# Short problem
From the entries provided below, copy each line that contains the word "Summer".

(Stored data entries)

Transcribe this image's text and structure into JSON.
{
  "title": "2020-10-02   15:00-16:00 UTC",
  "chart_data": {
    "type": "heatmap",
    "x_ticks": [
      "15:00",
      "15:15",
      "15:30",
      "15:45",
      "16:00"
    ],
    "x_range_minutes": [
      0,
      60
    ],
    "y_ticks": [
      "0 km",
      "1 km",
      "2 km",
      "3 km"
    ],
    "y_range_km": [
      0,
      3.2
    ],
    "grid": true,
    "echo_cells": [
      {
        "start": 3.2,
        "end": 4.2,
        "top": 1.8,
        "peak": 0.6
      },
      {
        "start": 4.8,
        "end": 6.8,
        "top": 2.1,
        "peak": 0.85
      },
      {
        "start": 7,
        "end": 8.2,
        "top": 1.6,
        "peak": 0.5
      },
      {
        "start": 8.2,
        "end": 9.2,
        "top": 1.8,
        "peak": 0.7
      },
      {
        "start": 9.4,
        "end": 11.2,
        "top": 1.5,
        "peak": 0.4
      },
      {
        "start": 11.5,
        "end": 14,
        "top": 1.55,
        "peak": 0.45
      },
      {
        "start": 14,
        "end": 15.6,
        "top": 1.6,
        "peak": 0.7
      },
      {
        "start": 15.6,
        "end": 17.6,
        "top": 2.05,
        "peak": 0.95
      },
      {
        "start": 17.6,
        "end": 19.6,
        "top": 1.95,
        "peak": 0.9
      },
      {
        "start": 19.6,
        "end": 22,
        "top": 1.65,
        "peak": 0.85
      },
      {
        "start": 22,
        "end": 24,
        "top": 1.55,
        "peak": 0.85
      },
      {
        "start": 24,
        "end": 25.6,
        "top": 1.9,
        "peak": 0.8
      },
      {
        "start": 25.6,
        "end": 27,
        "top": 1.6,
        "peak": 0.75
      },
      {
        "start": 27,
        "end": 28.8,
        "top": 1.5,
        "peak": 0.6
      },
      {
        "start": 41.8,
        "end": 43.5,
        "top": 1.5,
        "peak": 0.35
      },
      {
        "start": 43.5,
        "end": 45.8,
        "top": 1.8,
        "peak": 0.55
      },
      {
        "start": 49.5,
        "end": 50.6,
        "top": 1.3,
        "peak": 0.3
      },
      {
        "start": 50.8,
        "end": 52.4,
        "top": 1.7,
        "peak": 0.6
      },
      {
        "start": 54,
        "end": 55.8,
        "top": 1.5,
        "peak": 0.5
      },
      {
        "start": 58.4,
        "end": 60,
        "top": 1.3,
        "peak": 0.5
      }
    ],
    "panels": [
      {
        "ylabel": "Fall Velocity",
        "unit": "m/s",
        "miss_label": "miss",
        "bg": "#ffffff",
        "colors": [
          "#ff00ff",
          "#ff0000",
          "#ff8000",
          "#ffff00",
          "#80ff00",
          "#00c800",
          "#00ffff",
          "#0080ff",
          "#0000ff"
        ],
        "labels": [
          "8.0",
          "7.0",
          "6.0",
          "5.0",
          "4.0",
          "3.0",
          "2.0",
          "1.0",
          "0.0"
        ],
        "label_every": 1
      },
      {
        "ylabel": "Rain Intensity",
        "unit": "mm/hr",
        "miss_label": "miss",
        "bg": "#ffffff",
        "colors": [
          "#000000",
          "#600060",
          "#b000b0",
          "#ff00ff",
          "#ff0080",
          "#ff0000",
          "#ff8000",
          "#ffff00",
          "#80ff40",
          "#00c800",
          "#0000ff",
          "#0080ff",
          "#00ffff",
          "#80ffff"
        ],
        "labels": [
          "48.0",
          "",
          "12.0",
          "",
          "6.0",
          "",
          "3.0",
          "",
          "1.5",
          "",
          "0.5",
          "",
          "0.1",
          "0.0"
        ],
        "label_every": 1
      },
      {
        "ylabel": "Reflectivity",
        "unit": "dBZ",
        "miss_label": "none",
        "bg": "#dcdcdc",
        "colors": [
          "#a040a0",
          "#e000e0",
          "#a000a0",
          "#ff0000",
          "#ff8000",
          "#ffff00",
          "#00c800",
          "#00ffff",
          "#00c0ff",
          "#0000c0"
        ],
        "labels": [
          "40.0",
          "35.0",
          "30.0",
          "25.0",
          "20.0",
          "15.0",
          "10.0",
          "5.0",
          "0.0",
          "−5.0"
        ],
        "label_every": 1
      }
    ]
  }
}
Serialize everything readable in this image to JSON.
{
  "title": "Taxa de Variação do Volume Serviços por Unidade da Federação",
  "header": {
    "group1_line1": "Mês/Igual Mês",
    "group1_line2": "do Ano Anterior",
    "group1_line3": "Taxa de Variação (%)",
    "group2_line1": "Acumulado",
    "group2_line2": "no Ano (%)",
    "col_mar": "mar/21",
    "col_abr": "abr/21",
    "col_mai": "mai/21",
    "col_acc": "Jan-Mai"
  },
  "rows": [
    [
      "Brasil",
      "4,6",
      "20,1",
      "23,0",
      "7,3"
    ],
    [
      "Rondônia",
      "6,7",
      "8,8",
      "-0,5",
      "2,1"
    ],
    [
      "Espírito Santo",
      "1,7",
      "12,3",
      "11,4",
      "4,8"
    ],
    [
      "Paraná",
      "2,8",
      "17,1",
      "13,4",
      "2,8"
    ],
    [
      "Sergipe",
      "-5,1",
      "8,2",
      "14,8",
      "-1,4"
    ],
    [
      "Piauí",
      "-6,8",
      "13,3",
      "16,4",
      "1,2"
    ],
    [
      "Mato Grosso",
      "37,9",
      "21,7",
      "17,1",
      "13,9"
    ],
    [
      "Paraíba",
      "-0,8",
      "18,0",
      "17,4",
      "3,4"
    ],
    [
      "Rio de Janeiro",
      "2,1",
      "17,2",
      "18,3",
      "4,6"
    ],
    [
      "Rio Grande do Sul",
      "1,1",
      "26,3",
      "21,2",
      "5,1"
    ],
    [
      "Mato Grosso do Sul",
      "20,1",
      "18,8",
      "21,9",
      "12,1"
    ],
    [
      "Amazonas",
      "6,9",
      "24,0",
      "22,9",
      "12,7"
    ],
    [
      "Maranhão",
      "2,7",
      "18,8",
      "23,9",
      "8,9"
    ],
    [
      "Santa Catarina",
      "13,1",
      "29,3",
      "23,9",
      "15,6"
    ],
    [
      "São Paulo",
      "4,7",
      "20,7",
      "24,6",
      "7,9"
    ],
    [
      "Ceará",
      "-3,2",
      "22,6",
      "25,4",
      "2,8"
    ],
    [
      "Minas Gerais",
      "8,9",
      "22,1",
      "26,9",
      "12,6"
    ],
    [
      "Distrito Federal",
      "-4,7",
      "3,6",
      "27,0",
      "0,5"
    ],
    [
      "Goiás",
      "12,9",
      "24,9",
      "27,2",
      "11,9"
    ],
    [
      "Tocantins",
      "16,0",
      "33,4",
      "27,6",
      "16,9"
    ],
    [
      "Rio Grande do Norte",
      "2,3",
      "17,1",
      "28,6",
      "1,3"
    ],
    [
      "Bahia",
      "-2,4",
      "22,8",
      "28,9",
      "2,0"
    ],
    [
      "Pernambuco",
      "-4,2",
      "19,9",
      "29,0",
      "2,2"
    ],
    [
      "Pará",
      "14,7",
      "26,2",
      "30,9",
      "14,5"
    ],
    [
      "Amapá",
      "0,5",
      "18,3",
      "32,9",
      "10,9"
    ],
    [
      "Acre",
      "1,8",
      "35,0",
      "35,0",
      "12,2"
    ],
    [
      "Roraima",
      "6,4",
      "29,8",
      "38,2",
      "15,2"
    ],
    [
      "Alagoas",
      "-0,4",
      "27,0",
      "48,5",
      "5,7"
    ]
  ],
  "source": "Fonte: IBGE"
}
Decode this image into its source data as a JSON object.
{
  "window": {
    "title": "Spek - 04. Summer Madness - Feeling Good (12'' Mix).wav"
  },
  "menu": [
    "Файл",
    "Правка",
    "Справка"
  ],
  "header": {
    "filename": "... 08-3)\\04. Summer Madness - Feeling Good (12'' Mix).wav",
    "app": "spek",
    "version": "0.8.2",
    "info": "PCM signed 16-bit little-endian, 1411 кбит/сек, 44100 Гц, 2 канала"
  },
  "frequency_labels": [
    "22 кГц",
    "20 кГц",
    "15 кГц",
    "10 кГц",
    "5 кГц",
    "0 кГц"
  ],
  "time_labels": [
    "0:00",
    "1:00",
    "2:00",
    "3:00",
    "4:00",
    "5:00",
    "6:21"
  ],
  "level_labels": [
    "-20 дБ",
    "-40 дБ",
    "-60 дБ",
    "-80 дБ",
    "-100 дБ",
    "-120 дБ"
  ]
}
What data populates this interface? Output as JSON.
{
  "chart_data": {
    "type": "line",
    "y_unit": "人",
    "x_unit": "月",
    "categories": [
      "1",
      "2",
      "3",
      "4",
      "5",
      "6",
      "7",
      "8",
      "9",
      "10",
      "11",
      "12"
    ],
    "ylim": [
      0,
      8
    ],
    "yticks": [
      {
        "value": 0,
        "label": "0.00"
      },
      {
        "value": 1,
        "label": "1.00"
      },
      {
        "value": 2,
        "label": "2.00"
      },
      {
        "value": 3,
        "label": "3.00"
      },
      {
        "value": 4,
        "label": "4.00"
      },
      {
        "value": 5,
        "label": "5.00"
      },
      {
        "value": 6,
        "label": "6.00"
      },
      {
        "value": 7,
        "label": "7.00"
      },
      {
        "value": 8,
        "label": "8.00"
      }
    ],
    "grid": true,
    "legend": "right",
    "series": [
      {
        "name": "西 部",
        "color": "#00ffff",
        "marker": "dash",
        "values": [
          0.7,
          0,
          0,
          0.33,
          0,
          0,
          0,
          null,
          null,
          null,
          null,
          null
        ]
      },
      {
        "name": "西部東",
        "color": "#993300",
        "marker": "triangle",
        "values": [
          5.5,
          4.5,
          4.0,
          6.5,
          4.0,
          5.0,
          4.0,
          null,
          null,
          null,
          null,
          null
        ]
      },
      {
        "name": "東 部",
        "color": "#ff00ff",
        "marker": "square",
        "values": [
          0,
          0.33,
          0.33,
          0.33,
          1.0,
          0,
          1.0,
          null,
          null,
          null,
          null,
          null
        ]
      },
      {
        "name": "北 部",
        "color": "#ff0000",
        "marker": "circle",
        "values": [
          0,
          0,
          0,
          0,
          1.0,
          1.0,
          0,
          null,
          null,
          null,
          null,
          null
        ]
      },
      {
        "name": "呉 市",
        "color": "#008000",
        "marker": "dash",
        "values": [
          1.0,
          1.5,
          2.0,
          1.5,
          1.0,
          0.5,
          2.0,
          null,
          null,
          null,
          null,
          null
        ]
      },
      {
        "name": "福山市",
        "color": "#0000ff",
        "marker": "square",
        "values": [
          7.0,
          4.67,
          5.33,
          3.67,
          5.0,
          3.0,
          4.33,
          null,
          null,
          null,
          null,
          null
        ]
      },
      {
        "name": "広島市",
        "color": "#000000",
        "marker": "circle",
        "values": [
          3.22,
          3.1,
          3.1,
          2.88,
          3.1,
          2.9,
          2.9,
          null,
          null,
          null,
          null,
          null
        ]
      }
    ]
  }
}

# Answer to this problem
    "title": "Spek - 04. Summer Madness - Feeling Good (12'' Mix).wav"
    "filename": "... 08-3)\\04. Summer Madness - Feeling Good (12'' Mix).wav",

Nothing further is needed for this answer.